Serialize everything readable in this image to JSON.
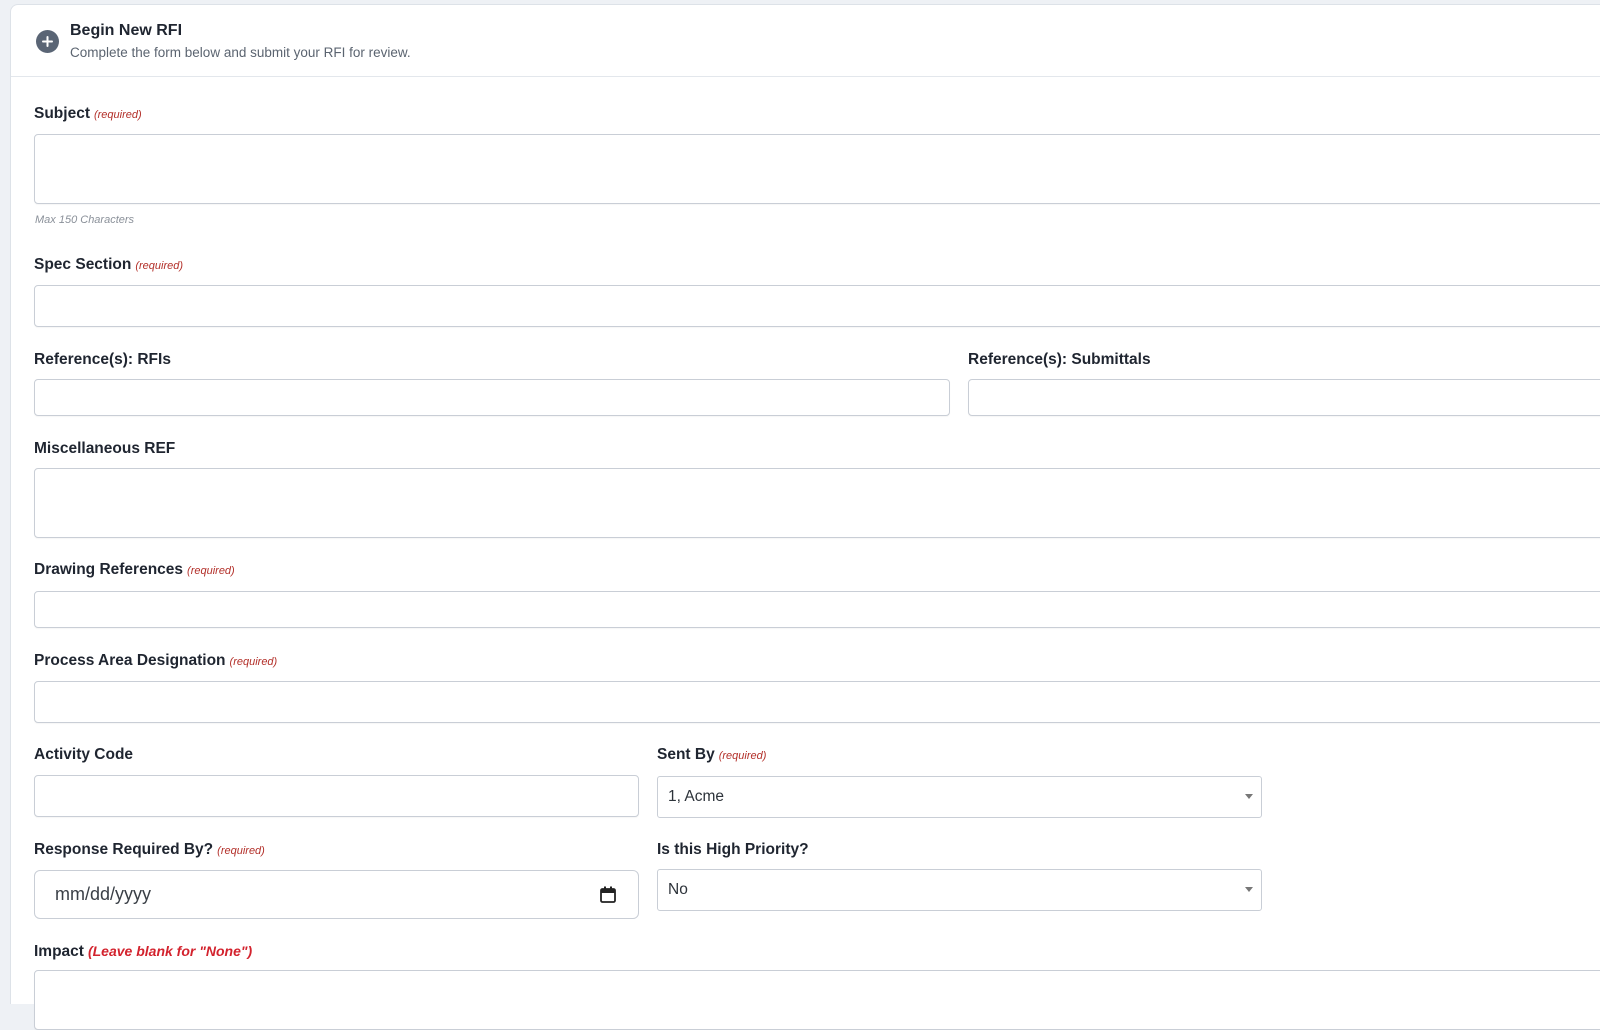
{
  "header": {
    "title": "Begin New RFI",
    "subtitle": "Complete the form below and submit your RFI for review."
  },
  "required_text": "(required)",
  "fields": {
    "subject": {
      "label": "Subject",
      "value": "",
      "help": "Max 150 Characters"
    },
    "spec_section": {
      "label": "Spec Section",
      "value": ""
    },
    "ref_rfis": {
      "label": "Reference(s): RFIs",
      "value": ""
    },
    "ref_submittals": {
      "label": "Reference(s): Submittals",
      "value": ""
    },
    "misc_ref": {
      "label": "Miscellaneous REF",
      "value": ""
    },
    "drawing_refs": {
      "label": "Drawing References",
      "value": ""
    },
    "process_area": {
      "label": "Process Area Designation",
      "value": ""
    },
    "activity_code": {
      "label": "Activity Code",
      "value": ""
    },
    "sent_by": {
      "label": "Sent By",
      "selected": "1, Acme"
    },
    "response_required_by": {
      "label": "Response Required By?",
      "placeholder": "mm/dd/yyyy"
    },
    "high_priority": {
      "label": "Is this High Priority?",
      "selected": "No"
    },
    "impact": {
      "label": "Impact",
      "note": "(Leave blank for \"None\")"
    }
  },
  "icons": {
    "header": "plus-circle-icon",
    "date": "calendar-icon",
    "dropdown": "caret-down-icon"
  },
  "colors": {
    "required": "#b3302a",
    "impact_note": "#d3232e",
    "header_icon": "#5a6575"
  }
}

------------------------

» **The problem**
Print the complete listing exactly as it stands, without its pictures.

» **Answer for the task**
Serialize everything readable in this image to JSON.
{
  "header": {
    "title": "Begin New RFI",
    "subtitle": "Complete the form below and submit your RFI for review."
  },
  "required_text": "(required)",
  "fields": {
    "subject": {
      "label": "Subject",
      "value": "",
      "help": "Max 150 Characters"
    },
    "spec_section": {
      "label": "Spec Section",
      "value": ""
    },
    "ref_rfis": {
      "label": "Reference(s): RFIs",
      "value": ""
    },
    "ref_submittals": {
      "label": "Reference(s): Submittals",
      "value": ""
    },
    "misc_ref": {
      "label": "Miscellaneous REF",
      "value": ""
    },
    "drawing_refs": {
      "label": "Drawing References",
      "value": ""
    },
    "process_area": {
      "label": "Process Area Designation",
      "value": ""
    },
    "activity_code": {
      "label": "Activity Code",
      "value": ""
    },
    "sent_by": {
      "label": "Sent By",
      "selected": "1, Acme"
    },
    "response_required_by": {
      "label": "Response Required By?",
      "placeholder": "mm/dd/yyyy"
    },
    "high_priority": {
      "label": "Is this High Priority?",
      "selected": "No"
    },
    "impact": {
      "label": "Impact",
      "note": "(Leave blank for \"None\")"
    }
  },
  "icons": {
    "header": "plus-circle-icon",
    "date": "calendar-icon",
    "dropdown": "caret-down-icon"
  },
  "colors": {
    "required": "#b3302a",
    "impact_note": "#d3232e",
    "header_icon": "#5a6575"
  }
}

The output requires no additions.